== PROBLEM STATEMENT ==
Copy the lines holding the word "phases", all of them.

[Stored records]
•••

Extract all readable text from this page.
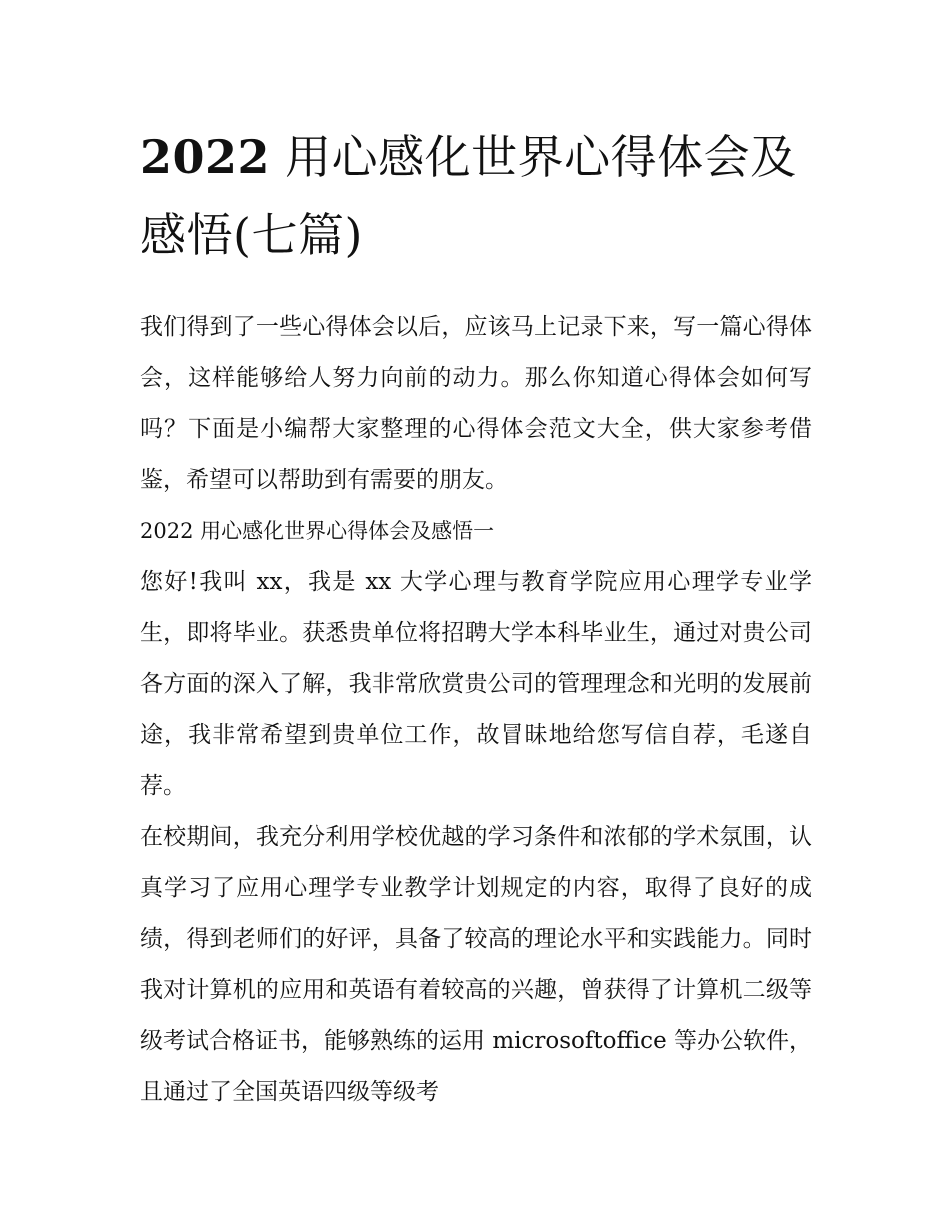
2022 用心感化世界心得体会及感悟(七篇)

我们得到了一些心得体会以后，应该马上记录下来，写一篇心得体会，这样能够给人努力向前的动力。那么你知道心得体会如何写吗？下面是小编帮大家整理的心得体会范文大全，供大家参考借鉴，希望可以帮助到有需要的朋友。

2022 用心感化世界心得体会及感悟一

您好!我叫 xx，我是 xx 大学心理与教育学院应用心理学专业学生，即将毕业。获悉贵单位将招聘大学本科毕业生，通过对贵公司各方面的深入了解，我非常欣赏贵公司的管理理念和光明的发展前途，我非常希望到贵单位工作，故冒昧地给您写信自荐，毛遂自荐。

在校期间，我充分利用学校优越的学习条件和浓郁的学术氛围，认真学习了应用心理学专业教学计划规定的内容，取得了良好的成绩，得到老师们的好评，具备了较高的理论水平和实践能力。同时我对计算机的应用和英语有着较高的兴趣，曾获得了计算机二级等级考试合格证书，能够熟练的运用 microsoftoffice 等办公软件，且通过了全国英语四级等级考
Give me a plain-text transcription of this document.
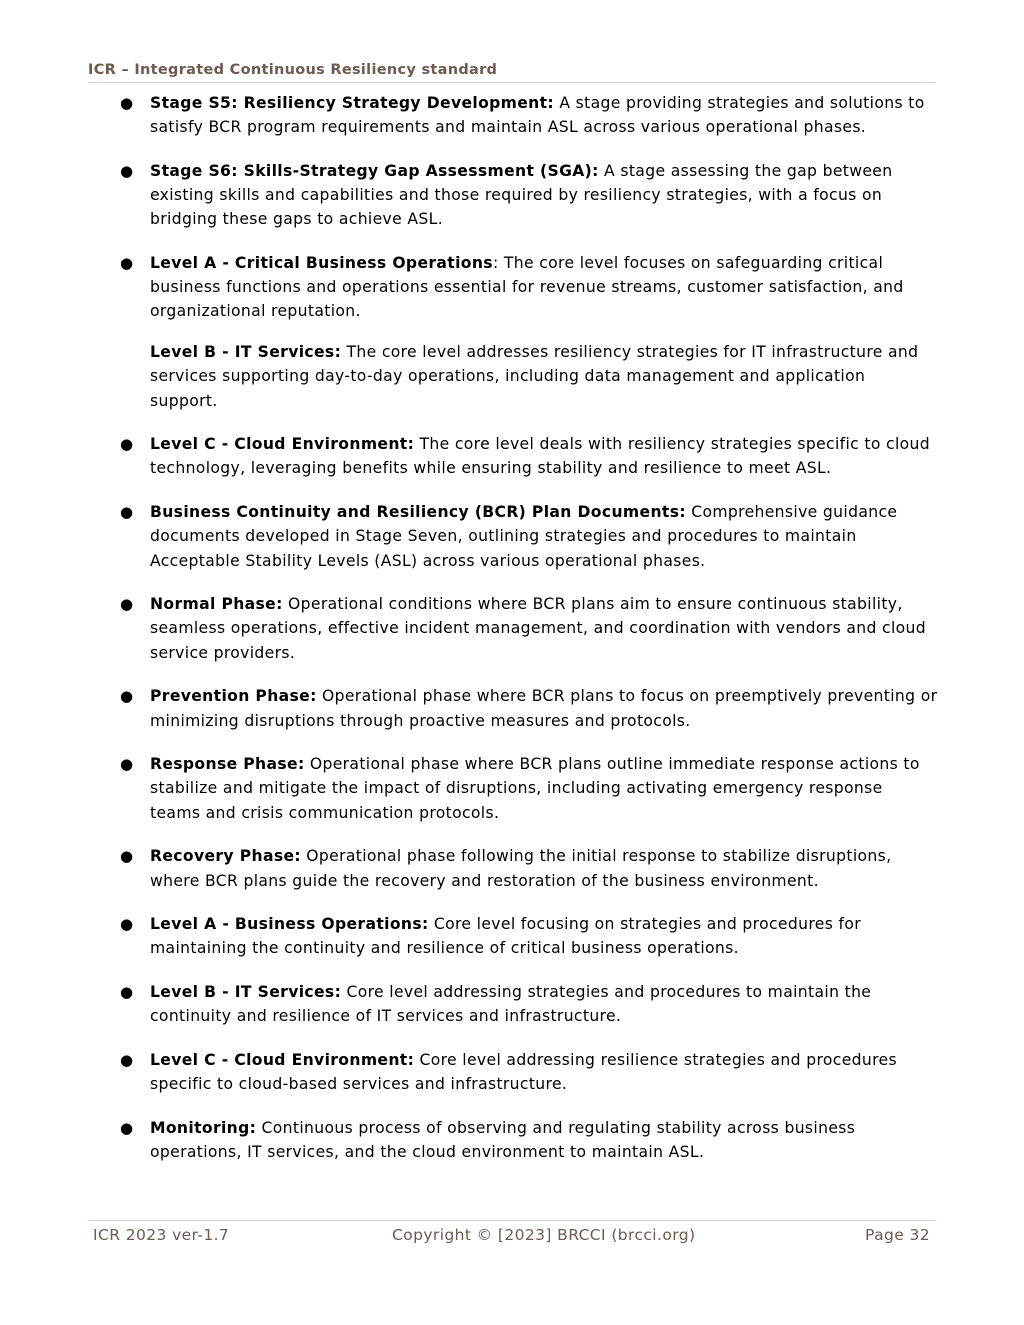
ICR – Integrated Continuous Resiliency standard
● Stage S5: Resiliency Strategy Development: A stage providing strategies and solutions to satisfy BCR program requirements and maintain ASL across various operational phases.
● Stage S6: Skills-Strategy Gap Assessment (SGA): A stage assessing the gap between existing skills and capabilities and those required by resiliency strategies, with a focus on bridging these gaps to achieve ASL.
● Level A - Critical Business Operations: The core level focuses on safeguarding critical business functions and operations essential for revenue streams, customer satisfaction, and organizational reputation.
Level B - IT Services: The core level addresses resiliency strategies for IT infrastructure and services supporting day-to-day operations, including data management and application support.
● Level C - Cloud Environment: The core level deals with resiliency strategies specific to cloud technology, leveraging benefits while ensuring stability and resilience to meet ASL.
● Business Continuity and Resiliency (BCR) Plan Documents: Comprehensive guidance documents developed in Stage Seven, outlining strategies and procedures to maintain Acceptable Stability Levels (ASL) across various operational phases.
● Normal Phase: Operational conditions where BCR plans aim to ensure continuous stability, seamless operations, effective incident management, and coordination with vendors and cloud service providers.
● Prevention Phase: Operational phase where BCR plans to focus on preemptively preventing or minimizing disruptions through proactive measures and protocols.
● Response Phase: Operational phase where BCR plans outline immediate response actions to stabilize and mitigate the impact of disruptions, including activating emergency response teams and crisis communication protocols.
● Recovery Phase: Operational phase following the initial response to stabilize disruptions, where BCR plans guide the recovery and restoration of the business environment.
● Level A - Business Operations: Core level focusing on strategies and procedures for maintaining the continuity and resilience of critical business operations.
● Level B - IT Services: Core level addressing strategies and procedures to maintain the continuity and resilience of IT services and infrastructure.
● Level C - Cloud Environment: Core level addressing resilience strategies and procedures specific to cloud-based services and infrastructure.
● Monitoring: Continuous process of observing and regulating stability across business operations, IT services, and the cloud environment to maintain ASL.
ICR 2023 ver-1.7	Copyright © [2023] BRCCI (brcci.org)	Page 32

•••

== TASK SOLUTION ==
● Stage S5: Resiliency Strategy Development: A stage providing strategies and solutions to satisfy BCR program requirements and maintain ASL across various operational phases.
● Business Continuity and Resiliency (BCR) Plan Documents: Comprehensive guidance documents developed in Stage Seven, outlining strategies and procedures to maintain Acceptable Stability Levels (ASL) across various operational phases.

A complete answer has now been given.